* START *
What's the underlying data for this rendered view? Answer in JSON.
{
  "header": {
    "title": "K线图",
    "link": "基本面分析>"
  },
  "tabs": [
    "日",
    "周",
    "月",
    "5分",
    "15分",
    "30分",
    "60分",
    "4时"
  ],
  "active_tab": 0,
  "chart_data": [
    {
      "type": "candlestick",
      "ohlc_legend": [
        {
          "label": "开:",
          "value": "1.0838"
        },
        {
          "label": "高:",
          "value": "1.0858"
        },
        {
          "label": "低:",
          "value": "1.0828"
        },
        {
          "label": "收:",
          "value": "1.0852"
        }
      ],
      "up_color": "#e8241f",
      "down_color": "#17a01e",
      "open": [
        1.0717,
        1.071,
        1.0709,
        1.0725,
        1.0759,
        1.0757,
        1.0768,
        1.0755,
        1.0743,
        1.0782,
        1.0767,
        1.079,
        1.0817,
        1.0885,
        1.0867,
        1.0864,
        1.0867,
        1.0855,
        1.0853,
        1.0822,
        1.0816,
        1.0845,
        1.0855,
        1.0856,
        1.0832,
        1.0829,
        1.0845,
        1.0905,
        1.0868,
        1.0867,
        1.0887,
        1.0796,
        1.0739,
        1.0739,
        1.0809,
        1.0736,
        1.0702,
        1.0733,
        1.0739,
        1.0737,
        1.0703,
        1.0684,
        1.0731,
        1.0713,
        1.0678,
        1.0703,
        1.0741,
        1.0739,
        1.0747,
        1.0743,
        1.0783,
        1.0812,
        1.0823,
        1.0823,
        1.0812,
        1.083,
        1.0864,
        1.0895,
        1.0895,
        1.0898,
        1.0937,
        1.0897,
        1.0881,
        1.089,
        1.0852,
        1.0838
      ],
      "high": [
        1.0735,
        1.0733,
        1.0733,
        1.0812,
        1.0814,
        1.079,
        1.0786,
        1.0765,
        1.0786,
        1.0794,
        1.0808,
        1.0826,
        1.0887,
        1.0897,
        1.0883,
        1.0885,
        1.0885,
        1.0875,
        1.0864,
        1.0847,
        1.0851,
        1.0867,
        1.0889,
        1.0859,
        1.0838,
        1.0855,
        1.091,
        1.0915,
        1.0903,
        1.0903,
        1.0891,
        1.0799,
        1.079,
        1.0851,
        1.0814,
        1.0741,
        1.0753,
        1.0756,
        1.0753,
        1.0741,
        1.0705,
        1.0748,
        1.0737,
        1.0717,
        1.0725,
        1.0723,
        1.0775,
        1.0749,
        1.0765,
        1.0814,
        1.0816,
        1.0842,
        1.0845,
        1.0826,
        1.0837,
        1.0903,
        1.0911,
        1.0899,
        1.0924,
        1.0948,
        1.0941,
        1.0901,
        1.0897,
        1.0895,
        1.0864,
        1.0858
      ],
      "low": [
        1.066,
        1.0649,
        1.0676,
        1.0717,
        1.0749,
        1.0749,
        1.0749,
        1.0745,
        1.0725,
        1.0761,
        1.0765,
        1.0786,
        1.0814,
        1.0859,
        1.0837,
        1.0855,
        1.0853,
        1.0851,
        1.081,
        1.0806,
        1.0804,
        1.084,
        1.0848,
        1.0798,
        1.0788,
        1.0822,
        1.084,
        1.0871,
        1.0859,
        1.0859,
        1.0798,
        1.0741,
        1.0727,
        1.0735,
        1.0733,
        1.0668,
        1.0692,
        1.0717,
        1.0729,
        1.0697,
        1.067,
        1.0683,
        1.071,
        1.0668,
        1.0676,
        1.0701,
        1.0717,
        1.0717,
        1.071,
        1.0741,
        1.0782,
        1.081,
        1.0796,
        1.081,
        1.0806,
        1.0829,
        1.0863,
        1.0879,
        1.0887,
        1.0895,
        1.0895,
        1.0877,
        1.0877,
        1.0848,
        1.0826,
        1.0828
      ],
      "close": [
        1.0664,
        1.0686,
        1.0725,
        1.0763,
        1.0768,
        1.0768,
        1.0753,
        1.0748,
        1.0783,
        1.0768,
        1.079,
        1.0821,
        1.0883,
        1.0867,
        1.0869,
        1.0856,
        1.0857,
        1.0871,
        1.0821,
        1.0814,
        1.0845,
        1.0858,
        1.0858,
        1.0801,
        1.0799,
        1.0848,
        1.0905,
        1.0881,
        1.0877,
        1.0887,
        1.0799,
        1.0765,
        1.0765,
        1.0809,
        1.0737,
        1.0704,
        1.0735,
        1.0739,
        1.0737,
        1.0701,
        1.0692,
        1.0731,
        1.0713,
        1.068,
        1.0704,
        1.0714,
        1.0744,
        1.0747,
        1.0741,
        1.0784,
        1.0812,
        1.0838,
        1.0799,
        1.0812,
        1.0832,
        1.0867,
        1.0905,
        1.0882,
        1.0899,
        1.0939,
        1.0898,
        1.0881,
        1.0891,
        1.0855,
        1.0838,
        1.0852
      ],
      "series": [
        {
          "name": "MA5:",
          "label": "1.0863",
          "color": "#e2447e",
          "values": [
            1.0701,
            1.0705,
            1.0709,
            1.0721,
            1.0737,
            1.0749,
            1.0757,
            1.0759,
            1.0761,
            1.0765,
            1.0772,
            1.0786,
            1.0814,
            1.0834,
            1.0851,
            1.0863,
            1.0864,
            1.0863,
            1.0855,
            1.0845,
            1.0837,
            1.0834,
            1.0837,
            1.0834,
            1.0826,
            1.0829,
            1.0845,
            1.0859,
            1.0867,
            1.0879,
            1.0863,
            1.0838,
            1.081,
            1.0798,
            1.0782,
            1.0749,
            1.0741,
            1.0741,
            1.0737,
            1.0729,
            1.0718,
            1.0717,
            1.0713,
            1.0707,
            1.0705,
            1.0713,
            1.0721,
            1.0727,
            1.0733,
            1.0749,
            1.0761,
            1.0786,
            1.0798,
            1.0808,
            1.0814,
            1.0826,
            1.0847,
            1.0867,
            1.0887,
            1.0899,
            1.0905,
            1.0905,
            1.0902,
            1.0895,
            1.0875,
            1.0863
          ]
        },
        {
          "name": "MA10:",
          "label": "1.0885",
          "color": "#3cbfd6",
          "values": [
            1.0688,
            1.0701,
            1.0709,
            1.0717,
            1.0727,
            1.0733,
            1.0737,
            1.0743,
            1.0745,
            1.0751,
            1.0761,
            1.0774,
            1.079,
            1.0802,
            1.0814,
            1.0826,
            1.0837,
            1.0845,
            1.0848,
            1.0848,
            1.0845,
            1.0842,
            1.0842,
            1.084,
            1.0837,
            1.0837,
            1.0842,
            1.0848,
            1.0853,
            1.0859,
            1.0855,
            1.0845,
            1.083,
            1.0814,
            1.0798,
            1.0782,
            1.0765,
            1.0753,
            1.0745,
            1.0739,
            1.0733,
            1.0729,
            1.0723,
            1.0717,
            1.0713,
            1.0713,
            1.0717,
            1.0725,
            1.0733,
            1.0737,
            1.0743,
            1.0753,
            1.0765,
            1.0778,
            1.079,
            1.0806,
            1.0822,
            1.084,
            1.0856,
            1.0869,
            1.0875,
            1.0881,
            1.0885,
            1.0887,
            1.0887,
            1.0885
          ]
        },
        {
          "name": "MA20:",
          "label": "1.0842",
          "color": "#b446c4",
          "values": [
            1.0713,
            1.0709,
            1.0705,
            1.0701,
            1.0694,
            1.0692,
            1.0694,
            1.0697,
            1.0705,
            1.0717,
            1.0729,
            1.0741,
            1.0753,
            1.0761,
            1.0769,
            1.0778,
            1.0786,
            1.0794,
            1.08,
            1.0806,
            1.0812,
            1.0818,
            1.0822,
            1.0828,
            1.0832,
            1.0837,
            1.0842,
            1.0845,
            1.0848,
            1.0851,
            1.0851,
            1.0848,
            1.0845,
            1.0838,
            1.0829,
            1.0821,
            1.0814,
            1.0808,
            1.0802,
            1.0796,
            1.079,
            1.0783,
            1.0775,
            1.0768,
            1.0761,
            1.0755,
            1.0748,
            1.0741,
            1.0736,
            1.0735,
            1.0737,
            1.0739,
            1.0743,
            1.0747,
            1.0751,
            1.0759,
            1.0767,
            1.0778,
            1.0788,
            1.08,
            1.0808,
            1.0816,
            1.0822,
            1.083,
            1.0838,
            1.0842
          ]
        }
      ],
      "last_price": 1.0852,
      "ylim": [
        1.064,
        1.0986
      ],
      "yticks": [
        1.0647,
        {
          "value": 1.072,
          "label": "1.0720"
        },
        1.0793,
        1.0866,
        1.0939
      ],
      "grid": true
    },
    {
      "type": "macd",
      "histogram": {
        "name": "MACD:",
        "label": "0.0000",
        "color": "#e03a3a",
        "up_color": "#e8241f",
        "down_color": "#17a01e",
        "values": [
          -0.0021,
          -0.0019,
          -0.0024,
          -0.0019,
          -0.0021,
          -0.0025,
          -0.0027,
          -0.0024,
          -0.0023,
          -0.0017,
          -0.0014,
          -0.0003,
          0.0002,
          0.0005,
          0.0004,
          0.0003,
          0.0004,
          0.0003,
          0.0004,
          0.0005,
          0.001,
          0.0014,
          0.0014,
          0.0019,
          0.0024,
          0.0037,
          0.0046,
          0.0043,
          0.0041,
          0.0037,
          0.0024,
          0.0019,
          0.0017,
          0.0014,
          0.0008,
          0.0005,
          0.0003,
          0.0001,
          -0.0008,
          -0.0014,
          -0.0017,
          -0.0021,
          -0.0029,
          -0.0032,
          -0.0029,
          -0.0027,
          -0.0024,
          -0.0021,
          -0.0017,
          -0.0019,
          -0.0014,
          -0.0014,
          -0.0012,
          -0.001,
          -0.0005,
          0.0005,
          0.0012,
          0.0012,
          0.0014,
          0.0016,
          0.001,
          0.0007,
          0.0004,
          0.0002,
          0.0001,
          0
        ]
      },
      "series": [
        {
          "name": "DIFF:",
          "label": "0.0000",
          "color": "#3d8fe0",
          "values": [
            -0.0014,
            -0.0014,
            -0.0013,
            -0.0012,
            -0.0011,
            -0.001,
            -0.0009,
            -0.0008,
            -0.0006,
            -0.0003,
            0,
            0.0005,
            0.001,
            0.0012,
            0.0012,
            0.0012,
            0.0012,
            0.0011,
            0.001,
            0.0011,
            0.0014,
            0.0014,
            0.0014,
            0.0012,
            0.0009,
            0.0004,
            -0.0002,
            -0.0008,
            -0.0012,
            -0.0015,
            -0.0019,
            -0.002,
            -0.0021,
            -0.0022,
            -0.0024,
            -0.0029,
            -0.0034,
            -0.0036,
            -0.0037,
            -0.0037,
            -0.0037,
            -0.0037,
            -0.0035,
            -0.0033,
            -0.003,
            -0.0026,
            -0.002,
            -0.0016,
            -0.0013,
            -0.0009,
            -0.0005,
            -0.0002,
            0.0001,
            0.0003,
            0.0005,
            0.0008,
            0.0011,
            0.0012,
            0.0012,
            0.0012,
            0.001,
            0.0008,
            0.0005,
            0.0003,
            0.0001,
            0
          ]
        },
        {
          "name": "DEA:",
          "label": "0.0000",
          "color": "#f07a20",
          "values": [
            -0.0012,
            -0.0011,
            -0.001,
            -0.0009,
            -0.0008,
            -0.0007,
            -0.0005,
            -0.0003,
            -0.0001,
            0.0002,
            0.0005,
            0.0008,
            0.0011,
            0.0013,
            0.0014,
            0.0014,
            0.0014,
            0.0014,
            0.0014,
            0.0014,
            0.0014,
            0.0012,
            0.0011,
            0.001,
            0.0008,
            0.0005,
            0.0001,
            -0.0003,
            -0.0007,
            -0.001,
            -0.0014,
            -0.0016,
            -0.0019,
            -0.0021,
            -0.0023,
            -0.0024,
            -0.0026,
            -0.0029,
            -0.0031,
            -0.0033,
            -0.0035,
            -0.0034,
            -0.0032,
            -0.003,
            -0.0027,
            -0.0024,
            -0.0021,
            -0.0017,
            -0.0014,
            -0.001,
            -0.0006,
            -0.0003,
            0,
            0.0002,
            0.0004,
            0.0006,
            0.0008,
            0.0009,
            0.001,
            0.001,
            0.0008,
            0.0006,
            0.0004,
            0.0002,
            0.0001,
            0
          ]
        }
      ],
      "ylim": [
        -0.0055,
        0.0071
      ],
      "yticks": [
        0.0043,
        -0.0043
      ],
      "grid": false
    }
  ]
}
* END *
GIVEN REQUEST: Copy out each line in the preceding records that contains "name".

RESPONSE BELOW:
          "name": "MA5:",
          "name": "MA10:",
          "name": "MA20:",
        "name": "MACD:",
          "name": "DIFF:",
          "name": "DEA:",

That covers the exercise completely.